## Stated goal:
Extract the full set of records that follows, word for word.

## start Material

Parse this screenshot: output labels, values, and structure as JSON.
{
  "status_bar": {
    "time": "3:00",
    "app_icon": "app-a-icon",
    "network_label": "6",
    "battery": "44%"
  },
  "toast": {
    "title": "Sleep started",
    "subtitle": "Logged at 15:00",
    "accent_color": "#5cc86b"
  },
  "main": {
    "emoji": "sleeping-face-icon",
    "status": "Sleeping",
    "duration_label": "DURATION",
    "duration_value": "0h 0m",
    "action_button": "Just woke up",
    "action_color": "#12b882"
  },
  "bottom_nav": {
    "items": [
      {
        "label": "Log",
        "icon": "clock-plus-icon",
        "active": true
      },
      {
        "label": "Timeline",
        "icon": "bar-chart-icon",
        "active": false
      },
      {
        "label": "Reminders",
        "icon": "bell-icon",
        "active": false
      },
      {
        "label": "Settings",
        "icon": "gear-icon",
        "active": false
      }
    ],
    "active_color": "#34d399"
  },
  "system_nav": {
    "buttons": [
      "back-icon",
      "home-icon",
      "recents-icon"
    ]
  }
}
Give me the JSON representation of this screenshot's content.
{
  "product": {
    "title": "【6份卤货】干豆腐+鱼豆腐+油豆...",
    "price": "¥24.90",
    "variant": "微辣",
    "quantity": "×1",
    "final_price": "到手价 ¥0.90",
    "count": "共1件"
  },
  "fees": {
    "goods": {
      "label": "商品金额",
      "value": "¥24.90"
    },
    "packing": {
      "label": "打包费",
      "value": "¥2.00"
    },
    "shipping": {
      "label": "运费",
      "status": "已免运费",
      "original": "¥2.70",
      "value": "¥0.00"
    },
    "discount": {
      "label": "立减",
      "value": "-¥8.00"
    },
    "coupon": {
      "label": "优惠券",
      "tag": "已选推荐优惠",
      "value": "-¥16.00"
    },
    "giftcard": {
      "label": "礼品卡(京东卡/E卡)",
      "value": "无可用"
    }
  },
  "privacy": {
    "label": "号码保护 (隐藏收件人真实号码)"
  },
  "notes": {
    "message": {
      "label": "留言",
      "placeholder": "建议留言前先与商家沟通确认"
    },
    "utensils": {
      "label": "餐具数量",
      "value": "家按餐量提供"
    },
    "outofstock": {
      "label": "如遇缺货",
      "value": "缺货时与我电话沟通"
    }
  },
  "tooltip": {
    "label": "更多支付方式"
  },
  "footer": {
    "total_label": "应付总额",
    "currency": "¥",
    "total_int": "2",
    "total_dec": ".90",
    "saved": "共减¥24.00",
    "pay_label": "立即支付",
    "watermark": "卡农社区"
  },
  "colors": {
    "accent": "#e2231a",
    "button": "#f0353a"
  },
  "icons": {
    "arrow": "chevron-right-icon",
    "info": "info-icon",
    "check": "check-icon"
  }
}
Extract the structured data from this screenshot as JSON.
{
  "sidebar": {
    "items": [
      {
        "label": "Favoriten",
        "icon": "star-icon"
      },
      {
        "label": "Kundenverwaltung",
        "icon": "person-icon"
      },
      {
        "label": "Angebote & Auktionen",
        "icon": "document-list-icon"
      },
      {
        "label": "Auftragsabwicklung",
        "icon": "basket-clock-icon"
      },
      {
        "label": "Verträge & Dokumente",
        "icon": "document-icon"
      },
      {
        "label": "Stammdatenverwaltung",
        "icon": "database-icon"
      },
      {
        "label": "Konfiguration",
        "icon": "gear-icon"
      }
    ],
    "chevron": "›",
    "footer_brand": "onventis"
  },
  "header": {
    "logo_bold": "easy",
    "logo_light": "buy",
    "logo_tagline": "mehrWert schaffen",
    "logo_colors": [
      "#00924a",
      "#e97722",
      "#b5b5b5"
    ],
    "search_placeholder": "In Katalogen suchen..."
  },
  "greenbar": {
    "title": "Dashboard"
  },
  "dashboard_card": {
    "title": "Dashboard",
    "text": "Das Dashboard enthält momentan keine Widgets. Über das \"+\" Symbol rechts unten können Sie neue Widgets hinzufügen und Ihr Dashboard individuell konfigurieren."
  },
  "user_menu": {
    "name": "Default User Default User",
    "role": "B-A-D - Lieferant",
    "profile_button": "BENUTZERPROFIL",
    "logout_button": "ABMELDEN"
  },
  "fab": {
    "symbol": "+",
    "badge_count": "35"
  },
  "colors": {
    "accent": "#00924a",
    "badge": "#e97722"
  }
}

## end Material

## Written response:
Parse this screenshot: output labels, values, and structure as JSON.
{
  "status_bar": {
    "time": "3:00",
    "app_icon": "app-a-icon",
    "network_label": "6",
    "battery": "44%"
  },
  "toast": {
    "title": "Sleep started",
    "subtitle": "Logged at 15:00",
    "accent_color": "#5cc86b"
  },
  "main": {
    "emoji": "sleeping-face-icon",
    "status": "Sleeping",
    "duration_label": "DURATION",
    "duration_value": "0h 0m",
    "action_button": "Just woke up",
    "action_color": "#12b882"
  },
  "bottom_nav": {
    "items": [
      {
        "label": "Log",
        "icon": "clock-plus-icon",
        "active": true
      },
      {
        "label": "Timeline",
        "icon": "bar-chart-icon",
        "active": false
      },
      {
        "label": "Reminders",
        "icon": "bell-icon",
        "active": false
      },
      {
        "label": "Settings",
        "icon": "gear-icon",
        "active": false
      }
    ],
    "active_color": "#34d399"
  },
  "system_nav": {
    "buttons": [
      "back-icon",
      "home-icon",
      "recents-icon"
    ]
  }
}
Give me the JSON representation of this screenshot's content.
{
  "product": {
    "title": "【6份卤货】干豆腐+鱼豆腐+油豆...",
    "price": "¥24.90",
    "variant": "微辣",
    "quantity": "×1",
    "final_price": "到手价 ¥0.90",
    "count": "共1件"
  },
  "fees": {
    "goods": {
      "label": "商品金额",
      "value": "¥24.90"
    },
    "packing": {
      "label": "打包费",
      "value": "¥2.00"
    },
    "shipping": {
      "label": "运费",
      "status": "已免运费",
      "original": "¥2.70",
      "value": "¥0.00"
    },
    "discount": {
      "label": "立减",
      "value": "-¥8.00"
    },
    "coupon": {
      "label": "优惠券",
      "tag": "已选推荐优惠",
      "value": "-¥16.00"
    },
    "giftcard": {
      "label": "礼品卡(京东卡/E卡)",
      "value": "无可用"
    }
  },
  "privacy": {
    "label": "号码保护 (隐藏收件人真实号码)"
  },
  "notes": {
    "message": {
      "label": "留言",
      "placeholder": "建议留言前先与商家沟通确认"
    },
    "utensils": {
      "label": "餐具数量",
      "value": "家按餐量提供"
    },
    "outofstock": {
      "label": "如遇缺货",
      "value": "缺货时与我电话沟通"
    }
  },
  "tooltip": {
    "label": "更多支付方式"
  },
  "footer": {
    "total_label": "应付总额",
    "currency": "¥",
    "total_int": "2",
    "total_dec": ".90",
    "saved": "共减¥24.00",
    "pay_label": "立即支付",
    "watermark": "卡农社区"
  },
  "colors": {
    "accent": "#e2231a",
    "button": "#f0353a"
  },
  "icons": {
    "arrow": "chevron-right-icon",
    "info": "info-icon",
    "check": "check-icon"
  }
}
Extract the structured data from this screenshot as JSON.
{
  "sidebar": {
    "items": [
      {
        "label": "Favoriten",
        "icon": "star-icon"
      },
      {
        "label": "Kundenverwaltung",
        "icon": "person-icon"
      },
      {
        "label": "Angebote & Auktionen",
        "icon": "document-list-icon"
      },
      {
        "label": "Auftragsabwicklung",
        "icon": "basket-clock-icon"
      },
      {
        "label": "Verträge & Dokumente",
        "icon": "document-icon"
      },
      {
        "label": "Stammdatenverwaltung",
        "icon": "database-icon"
      },
      {
        "label": "Konfiguration",
        "icon": "gear-icon"
      }
    ],
    "chevron": "›",
    "footer_brand": "onventis"
  },
  "header": {
    "logo_bold": "easy",
    "logo_light": "buy",
    "logo_tagline": "mehrWert schaffen",
    "logo_colors": [
      "#00924a",
      "#e97722",
      "#b5b5b5"
    ],
    "search_placeholder": "In Katalogen suchen..."
  },
  "greenbar": {
    "title": "Dashboard"
  },
  "dashboard_card": {
    "title": "Dashboard",
    "text": "Das Dashboard enthält momentan keine Widgets. Über das \"+\" Symbol rechts unten können Sie neue Widgets hinzufügen und Ihr Dashboard individuell konfigurieren."
  },
  "user_menu": {
    "name": "Default User Default User",
    "role": "B-A-D - Lieferant",
    "profile_button": "BENUTZERPROFIL",
    "logout_button": "ABMELDEN"
  },
  "fab": {
    "symbol": "+",
    "badge_count": "35"
  },
  "colors": {
    "accent": "#00924a",
    "badge": "#e97722"
  }
}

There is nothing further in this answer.